[Start RECORDS PROVIDED]
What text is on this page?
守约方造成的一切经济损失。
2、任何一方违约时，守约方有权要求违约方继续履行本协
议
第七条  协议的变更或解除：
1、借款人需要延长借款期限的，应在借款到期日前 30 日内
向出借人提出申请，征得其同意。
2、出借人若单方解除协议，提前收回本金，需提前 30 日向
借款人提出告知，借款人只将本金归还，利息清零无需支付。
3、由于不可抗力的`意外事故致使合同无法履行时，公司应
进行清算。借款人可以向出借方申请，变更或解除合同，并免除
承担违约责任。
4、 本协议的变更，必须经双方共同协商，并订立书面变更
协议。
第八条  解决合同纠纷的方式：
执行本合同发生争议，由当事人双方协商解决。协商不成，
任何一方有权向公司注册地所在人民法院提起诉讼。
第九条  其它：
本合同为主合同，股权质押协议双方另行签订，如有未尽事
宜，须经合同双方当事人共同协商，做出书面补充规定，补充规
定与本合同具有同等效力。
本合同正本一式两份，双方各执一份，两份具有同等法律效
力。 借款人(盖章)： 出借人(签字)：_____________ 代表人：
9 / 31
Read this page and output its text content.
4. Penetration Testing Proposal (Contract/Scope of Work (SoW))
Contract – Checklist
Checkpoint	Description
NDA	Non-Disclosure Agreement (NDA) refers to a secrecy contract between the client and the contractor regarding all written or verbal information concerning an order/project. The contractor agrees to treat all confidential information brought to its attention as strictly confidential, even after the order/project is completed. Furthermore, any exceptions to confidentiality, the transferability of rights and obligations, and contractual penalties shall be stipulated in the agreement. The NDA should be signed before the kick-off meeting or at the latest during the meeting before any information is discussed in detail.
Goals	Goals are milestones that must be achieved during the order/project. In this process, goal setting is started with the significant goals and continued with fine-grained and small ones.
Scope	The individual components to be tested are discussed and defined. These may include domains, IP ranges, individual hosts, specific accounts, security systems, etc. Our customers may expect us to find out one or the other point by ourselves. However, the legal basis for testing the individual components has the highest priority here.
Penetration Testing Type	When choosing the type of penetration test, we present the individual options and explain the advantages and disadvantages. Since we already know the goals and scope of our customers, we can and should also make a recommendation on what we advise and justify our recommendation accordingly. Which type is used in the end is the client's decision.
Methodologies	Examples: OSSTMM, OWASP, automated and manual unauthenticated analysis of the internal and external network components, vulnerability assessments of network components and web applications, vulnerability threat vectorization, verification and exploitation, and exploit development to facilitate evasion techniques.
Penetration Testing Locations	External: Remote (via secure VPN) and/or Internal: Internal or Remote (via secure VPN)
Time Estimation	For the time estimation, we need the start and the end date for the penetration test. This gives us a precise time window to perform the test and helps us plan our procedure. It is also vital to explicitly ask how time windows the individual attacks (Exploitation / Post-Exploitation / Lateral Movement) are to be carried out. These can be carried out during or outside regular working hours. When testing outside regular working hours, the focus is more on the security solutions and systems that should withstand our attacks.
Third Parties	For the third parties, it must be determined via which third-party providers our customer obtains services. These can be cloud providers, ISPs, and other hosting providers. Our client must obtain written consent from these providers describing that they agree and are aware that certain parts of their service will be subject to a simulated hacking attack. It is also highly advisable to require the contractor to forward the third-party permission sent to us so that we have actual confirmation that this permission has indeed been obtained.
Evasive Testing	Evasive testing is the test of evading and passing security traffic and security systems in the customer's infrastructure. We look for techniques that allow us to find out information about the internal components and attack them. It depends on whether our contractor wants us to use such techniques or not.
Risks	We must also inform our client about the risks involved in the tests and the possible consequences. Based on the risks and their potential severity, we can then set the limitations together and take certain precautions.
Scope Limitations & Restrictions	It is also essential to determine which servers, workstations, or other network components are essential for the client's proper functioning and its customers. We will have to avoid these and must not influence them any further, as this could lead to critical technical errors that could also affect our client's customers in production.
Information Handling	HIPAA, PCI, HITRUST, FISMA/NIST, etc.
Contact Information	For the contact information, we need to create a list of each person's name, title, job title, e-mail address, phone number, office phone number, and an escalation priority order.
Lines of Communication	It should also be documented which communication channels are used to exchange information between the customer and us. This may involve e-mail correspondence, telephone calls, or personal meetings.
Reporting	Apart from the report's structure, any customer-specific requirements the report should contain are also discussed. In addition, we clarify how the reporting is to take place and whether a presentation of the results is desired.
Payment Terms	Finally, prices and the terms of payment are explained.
[End RECORDS PROVIDED]
EXERCISE TASK: Locate each line containing the string "text" and show it.

RESPONSE FOR THIS EXERCISE:
What text is on this page?
Read this page and output its text content.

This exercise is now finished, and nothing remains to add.